## Required work
**A)** Answer these from the restaurant review:
(i) In what year did Besh renovate the restaurant?
(ii) What is the price of the three-course country-style French dinner?
(iii) What sauce is served with the warm bread pudding?
**B)** Continue the restaurant review from its last sentence.

Besh performed an excellent and subtle renovation in 2006, adding a comfortable bar and opening up many interior walls to add spaciousness. A fireplace in the center of the main room is usually burning unless it would be crazy to do so. A large private dining room has a distinctly Provencal style. All of this is in the setting of an enclosing pine forest, still far enough away from development to feel rural.

»Warm goat cheese salad, roasted beets, arugula, Mangalitsa bacon
Butter lettuce salad
Heirloom and Creole tomato gazpacho, shrimp, cucumber, panzanella, fresh herbs
»Country style pâté of mangalitsa pork, cherries,stone ground mustard
»Spaghettini, crabmeat, heirloom tomatoes, fresh basil
Warm pizza of caramelized onions, olives
»Pistou soup
»Chef Chris’s quail gumbo
Crab bisque
Shrimp and orecchiette pasta, heirloom tomato sauce, vegetables
»Crispy Gulf fish, crabmeat, sauce mousseline, tomato provençal
Swordfish piccata, polenta, capers, brown butter
»Soft-shell crab, jalapeño cheese grits, chanterelles, corn
»Slow-roasted Mangalitsa pork, pasta, chanterelles, roasted peaches
»Ravioli of slow cooked rabbit, stewed tomatoes, garlic roast eggplant
»Slow-roasted lacquered duckling, peaches, ratatouille
»Filet of beef tenderloin, marrow, porcini mushrooms, pommes dauphinois
»Slow-cooked baby lamb, squash, heirloom tomatoes, chanterelles
»Local peach crostada, whipped pastry cream, and blueberry sorbet
»Ile flottante, peaches and white chocolate
»Warm bread pudding, butter pecan whiskey sauce, vanilla ice cream
Milk chocolate and peanut butter “candy bar,” Caramel ice cream
Crème brûlée, red wine stewed berries
»Molten chocolate torte, caramel, roasted hazelnuts
Corn ice cream
Smoked Mangalitsa bacon, pecan crunch
»Peach sorbet

At the bottom of the menu every day is a changing, three-course, country-style French dinner for $28. This is not merely a bargain, but a delightfully rustic repast. Try to keep from eating too much of the complimentary house pate before the real food comes. The best time to come here is late Sunday afternoon and early evening.

[Recorded data]
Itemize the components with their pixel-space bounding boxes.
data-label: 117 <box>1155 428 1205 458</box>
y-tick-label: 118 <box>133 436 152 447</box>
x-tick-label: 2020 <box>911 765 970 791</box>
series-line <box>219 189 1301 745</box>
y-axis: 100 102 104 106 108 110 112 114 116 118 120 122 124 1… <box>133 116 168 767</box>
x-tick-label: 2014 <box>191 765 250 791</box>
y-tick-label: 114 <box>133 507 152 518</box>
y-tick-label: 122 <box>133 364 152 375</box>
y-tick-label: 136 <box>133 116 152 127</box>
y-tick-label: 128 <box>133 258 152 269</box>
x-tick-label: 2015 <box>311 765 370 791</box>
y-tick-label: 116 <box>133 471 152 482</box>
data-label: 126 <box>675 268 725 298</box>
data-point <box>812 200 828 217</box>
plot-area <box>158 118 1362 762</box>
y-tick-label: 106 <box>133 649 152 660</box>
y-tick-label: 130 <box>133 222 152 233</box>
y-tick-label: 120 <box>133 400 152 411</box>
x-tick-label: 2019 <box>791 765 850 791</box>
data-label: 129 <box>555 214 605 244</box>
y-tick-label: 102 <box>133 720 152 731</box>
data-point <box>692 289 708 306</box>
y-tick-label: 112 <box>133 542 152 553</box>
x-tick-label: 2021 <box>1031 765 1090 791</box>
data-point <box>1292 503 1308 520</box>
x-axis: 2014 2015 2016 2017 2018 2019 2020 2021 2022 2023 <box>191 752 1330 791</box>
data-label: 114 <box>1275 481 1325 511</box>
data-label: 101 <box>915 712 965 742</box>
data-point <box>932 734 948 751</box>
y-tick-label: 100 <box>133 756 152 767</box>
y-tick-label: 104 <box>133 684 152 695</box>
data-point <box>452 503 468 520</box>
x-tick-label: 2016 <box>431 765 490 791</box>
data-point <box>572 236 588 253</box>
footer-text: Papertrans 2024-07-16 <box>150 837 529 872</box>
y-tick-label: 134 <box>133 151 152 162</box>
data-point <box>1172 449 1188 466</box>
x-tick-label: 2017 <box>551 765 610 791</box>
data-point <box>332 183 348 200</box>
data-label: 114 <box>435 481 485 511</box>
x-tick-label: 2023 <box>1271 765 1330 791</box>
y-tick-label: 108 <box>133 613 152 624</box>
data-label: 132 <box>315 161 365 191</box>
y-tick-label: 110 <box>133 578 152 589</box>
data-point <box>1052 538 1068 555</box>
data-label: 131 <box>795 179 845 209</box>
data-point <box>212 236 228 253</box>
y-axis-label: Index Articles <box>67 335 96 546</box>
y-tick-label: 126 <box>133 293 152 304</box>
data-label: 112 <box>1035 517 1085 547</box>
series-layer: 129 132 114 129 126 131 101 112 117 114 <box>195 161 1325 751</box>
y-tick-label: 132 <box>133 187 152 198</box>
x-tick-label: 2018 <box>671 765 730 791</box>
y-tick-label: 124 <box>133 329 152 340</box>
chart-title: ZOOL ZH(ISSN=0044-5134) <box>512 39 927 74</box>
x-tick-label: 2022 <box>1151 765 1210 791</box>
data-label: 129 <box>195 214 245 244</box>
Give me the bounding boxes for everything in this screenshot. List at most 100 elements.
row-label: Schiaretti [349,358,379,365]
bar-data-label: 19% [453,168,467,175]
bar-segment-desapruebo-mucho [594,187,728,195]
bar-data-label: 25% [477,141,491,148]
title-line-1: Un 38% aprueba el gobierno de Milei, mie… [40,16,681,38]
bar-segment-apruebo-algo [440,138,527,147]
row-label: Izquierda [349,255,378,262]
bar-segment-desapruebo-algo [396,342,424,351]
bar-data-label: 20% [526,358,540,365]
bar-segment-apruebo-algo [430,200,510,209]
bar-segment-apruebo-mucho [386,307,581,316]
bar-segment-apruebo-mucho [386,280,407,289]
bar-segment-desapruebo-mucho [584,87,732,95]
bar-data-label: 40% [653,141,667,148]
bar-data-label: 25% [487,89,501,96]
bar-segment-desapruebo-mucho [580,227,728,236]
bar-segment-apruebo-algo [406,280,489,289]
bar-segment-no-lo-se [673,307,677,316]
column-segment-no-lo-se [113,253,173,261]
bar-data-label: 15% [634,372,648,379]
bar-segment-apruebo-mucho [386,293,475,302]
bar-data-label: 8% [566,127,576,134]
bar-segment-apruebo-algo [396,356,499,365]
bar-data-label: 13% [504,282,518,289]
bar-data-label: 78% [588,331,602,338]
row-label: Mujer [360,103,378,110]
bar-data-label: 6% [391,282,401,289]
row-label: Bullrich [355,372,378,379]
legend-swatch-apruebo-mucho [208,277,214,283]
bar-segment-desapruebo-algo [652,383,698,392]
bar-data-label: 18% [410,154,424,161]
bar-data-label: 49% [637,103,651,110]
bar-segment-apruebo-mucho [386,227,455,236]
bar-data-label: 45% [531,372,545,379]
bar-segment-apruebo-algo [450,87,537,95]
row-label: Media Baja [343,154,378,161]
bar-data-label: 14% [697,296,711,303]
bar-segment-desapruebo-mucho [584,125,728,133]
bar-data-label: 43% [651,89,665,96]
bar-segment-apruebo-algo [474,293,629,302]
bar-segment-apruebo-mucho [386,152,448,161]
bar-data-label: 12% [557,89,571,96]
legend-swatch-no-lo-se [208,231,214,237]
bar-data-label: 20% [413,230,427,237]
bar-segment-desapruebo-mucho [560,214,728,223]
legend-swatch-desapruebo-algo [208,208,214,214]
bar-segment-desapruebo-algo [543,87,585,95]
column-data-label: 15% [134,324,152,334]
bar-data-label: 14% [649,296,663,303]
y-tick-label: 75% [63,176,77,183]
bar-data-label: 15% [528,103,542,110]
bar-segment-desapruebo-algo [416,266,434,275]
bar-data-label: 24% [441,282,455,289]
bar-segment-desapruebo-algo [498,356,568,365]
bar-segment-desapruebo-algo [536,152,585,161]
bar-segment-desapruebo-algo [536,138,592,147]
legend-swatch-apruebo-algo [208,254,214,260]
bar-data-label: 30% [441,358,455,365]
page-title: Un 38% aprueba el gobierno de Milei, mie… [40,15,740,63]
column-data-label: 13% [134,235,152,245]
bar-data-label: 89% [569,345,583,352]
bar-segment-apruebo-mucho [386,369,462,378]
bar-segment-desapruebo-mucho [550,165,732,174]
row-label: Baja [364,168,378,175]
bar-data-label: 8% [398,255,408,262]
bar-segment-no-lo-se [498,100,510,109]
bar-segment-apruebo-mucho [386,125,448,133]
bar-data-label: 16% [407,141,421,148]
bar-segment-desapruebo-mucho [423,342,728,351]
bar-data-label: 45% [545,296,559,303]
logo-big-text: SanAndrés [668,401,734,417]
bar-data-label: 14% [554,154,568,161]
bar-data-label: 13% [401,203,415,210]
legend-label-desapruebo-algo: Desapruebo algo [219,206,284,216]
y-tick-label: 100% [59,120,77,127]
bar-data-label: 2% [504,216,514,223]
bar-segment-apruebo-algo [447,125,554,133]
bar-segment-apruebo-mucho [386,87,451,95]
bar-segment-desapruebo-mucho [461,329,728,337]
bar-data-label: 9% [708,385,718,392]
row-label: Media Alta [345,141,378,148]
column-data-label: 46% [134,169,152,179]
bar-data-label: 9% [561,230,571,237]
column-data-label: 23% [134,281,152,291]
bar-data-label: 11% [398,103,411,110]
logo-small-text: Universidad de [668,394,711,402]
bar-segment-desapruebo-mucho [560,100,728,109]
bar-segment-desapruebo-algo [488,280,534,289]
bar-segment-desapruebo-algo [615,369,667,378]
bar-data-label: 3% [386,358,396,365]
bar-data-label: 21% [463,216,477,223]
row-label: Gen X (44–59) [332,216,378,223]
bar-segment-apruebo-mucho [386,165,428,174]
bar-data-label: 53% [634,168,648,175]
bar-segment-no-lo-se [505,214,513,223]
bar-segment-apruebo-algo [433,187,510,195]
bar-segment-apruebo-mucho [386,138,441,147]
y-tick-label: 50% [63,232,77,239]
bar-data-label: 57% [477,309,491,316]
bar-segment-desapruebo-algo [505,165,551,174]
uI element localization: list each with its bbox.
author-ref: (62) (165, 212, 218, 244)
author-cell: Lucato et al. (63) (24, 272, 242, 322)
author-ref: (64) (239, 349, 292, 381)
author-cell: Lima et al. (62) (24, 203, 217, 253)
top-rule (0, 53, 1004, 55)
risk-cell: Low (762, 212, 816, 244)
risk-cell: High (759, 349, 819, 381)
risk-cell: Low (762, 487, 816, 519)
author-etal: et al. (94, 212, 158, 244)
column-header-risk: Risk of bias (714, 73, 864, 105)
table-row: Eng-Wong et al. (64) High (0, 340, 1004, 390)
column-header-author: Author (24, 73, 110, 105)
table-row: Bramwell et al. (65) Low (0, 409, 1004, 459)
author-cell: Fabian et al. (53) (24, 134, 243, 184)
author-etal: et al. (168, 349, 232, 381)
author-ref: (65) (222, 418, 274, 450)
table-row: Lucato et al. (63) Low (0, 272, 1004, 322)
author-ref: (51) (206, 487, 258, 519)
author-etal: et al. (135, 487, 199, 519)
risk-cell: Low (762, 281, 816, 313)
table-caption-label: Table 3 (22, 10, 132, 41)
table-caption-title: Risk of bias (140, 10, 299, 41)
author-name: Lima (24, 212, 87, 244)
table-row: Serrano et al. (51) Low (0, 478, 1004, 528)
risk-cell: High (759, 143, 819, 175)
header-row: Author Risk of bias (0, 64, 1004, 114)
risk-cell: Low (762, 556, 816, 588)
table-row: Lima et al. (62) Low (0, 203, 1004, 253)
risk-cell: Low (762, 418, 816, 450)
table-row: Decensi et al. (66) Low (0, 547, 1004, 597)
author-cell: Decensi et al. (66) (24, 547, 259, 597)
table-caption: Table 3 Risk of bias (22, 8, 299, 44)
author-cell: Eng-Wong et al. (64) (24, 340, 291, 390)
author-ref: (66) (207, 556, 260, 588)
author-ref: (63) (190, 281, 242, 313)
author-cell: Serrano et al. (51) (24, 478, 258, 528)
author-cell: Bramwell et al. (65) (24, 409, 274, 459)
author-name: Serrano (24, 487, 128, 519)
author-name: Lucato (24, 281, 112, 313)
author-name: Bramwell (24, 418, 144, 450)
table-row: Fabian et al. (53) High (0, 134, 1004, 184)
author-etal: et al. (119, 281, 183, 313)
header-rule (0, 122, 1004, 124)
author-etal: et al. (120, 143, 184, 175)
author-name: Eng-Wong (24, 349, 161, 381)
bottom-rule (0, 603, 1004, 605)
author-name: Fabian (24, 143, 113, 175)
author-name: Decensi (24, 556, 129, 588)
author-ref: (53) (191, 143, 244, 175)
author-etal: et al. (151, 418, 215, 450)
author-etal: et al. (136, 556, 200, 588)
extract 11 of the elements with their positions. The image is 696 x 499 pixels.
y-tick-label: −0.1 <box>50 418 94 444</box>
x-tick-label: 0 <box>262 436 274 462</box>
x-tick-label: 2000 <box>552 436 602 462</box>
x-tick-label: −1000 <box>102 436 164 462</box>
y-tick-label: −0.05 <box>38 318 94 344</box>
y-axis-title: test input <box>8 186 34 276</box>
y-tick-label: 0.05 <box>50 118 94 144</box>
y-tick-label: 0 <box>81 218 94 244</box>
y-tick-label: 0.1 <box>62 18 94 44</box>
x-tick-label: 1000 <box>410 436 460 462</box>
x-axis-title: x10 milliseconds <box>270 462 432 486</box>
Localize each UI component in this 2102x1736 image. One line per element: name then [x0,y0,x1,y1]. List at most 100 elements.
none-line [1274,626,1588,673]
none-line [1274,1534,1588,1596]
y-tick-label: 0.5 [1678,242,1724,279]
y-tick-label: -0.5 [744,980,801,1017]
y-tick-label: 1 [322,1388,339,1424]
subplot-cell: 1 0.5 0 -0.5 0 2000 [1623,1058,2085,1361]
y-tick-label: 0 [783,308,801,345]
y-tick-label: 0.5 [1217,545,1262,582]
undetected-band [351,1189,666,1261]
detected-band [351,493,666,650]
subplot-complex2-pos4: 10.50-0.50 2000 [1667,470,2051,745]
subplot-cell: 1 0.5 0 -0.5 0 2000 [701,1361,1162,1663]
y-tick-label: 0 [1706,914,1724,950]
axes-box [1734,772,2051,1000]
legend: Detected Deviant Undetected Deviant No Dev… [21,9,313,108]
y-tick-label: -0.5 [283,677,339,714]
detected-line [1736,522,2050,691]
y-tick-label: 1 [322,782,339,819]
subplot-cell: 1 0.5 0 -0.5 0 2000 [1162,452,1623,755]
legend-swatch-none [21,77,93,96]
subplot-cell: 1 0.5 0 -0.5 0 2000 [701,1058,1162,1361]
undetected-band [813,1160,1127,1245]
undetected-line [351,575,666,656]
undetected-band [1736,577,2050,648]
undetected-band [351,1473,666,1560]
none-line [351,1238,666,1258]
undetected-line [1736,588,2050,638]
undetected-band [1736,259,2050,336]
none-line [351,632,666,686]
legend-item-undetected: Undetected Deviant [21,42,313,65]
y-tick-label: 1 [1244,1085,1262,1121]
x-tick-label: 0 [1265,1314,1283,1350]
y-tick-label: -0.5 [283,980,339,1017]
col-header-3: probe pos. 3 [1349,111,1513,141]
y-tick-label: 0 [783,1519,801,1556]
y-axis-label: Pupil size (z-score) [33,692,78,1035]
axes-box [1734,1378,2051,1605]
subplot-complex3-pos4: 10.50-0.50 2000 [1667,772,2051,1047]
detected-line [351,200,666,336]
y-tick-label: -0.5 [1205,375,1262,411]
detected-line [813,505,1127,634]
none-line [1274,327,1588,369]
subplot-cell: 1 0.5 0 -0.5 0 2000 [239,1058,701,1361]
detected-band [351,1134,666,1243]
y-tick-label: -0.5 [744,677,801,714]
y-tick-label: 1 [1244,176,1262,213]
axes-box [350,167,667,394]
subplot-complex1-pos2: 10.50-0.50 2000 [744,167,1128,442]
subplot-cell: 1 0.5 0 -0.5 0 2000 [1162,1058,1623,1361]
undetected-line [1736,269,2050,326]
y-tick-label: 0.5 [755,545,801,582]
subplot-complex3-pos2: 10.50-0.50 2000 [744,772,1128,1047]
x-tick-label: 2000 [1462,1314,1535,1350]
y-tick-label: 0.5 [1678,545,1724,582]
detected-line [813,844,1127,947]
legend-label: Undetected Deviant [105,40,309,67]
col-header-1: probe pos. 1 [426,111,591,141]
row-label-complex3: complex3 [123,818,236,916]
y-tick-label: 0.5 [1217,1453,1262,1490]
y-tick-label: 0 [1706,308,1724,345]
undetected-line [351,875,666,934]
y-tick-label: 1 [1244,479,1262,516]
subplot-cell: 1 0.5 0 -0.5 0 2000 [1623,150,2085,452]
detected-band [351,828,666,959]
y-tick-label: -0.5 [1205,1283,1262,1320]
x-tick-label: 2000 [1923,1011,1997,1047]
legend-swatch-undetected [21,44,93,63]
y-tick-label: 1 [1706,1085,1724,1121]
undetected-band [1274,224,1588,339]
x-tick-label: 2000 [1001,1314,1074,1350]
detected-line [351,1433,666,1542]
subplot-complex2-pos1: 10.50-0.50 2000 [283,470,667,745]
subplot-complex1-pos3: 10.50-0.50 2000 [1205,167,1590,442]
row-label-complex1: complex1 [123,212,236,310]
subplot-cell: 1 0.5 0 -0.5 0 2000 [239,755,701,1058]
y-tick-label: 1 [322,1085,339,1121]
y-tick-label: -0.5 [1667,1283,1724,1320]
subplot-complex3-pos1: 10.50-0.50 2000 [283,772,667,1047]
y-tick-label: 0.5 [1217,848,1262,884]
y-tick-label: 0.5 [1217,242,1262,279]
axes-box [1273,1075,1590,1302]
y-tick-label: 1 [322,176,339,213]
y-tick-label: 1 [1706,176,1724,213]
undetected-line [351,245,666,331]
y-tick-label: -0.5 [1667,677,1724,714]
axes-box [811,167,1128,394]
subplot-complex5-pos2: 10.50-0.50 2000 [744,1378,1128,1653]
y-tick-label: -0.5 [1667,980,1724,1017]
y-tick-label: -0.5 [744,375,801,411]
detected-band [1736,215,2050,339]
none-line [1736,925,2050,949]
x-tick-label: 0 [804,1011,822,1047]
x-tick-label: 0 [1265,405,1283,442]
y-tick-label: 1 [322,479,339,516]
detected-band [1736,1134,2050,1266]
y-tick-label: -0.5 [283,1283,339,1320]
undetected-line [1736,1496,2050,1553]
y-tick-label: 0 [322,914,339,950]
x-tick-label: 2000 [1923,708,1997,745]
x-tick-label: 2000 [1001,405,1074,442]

## Answers to the problems
**A)**
(i) 2006
(ii) $28
(iii) Butter pecan whiskey sauce

**B)**
It always seems to me that the menu needs two or three more appetizers and entrees. It would be nice to have Chris’s old merguez sausage back, if anyone knows the recipe.

Up to three points, positive or negative, for these characteristics. Absence of points denotes average performance in the matter.

  • Dining Environment +3
  • Consistency +2
  • Service+1
  • Value +1
  • Attitude +1
  • Wine & Bar +2
  • Hipness +1
  • Local Color +3



  • Live music some nights
  • Courtyard dining
  • Romantic
  • Good for business meetings
  • 75+
  • Early-evening specials
  • Open Sunday lunch and dinner
  • Open most holidays
  • Open all afternoon
  • Historic
  • Good for children
  • Easy, nearby parking
  • Reservations recommended

Most restaurants that gain distinction do so by looking forward. La Provence is the New Orleans Menu’s Restaurant of the Year in 2009 because it looked backwards. After four talented chefs failed to catch on in the years since John Besh bought the restaurant, Besh took heed of what the customers had been saying all along. Namely, that the heritage of founder Chris Kerageorgiou was more distinguished than anything else that could be installed in that restaurant. So Besh hired young new chef Erick Loos, and between the two of them built a menu which Chris himself could have come up with–although it was far more creative than just a rehash of the old dishes. The reaction from the regulars was unequivocal: it’s about time! The mood brightened all around. Even Ms. Joyce seemed to be smiling more–and that’s a telling barometer. A new golden age is beginning at La Provence, which once more is a credible nominee for best restaurant on the North Shore.